## PROMPT
Examine the material below. Gather every line in which the string "value" appears.

^^^^^^^^

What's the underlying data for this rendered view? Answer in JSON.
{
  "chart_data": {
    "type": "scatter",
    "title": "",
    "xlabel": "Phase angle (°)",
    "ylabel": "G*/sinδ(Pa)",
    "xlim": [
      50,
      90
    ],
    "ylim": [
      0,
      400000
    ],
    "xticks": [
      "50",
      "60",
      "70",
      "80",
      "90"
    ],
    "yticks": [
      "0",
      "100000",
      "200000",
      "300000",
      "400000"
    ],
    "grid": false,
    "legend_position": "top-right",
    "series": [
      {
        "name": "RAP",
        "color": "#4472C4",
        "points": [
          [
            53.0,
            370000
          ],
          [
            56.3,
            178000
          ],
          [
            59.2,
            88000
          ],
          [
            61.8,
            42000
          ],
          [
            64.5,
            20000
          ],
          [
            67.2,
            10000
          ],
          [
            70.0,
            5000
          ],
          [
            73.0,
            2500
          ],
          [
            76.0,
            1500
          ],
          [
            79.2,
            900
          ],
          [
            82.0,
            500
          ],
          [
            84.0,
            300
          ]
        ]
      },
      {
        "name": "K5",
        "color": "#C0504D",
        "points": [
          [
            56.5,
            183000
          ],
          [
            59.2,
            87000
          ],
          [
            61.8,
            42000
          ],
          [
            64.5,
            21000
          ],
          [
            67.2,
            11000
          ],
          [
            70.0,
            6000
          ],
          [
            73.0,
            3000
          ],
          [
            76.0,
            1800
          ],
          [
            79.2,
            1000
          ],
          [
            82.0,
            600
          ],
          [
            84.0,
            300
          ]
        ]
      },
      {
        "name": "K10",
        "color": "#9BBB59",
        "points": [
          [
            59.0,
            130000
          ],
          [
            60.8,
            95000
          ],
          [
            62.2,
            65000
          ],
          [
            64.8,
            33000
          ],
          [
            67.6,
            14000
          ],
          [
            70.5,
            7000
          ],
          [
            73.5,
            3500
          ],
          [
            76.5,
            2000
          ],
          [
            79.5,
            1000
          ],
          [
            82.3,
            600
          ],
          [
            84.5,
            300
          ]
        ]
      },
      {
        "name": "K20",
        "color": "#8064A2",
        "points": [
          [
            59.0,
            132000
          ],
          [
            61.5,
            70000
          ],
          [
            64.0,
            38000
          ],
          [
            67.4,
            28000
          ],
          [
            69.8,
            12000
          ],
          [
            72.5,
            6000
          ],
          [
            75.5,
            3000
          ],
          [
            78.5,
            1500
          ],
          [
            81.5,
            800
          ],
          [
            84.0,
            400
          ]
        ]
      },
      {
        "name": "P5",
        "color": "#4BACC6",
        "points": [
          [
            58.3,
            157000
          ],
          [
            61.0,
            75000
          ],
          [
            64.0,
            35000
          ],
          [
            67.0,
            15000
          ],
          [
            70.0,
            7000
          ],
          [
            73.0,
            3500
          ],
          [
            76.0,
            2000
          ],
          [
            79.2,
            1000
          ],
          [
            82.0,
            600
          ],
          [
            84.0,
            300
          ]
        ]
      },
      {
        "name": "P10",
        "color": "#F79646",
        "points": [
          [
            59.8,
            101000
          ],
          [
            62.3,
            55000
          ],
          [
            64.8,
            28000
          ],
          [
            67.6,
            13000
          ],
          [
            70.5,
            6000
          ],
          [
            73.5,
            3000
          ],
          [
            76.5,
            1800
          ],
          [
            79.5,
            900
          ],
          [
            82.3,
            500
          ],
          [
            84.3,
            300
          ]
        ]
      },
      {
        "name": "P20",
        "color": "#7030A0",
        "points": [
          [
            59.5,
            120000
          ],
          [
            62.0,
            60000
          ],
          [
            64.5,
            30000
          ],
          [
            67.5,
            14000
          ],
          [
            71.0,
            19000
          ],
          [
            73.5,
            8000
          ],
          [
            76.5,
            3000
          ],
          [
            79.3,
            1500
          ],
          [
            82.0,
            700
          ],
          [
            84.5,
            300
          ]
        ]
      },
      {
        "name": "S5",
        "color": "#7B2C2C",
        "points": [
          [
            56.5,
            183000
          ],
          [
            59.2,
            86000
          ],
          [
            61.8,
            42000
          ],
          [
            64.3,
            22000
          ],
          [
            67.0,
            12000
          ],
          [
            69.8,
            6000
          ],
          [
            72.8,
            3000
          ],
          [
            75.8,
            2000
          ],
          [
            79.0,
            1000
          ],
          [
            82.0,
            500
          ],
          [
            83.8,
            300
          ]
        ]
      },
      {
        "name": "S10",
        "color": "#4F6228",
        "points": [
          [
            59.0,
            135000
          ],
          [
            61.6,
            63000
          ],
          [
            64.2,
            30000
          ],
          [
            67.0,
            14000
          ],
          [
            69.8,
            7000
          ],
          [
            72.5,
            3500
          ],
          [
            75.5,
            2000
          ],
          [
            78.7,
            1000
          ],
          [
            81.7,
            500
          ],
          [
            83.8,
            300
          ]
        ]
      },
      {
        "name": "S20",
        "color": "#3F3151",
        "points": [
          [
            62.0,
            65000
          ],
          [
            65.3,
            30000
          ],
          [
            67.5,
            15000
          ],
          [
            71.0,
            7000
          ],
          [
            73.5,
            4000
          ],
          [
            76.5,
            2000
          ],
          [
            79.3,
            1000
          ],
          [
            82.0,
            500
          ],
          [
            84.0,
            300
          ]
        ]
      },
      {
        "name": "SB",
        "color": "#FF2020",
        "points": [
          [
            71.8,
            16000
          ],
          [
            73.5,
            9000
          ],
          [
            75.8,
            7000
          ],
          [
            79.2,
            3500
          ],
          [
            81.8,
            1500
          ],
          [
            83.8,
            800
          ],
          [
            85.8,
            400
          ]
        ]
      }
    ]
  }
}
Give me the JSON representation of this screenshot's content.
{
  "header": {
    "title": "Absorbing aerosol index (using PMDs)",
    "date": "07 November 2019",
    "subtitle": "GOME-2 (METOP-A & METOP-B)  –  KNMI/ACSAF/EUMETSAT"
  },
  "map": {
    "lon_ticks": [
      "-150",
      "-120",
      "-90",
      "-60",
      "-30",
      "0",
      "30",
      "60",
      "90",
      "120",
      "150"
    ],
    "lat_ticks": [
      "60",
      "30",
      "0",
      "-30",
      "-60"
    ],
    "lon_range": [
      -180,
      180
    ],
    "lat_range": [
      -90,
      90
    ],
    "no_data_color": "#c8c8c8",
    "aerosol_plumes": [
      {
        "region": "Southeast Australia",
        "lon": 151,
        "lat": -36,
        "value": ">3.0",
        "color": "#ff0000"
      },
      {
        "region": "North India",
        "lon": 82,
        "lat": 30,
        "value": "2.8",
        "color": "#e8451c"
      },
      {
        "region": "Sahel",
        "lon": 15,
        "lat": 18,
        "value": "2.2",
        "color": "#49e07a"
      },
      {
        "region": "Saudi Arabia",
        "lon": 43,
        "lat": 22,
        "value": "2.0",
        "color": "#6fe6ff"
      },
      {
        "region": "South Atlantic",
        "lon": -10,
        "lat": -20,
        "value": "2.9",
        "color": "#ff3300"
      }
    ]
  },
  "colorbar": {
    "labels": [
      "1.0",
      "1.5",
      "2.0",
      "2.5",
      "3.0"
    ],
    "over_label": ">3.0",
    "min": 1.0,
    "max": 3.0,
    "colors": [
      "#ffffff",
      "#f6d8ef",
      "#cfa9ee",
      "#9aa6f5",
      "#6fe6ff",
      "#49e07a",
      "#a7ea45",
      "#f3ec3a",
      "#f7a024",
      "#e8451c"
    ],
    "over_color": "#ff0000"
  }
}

^^^^^^^^

## FINAL RESULT
        "value": ">3.0",
        "value": "2.8",
        "value": "2.2",
        "value": "2.0",
        "value": "2.9",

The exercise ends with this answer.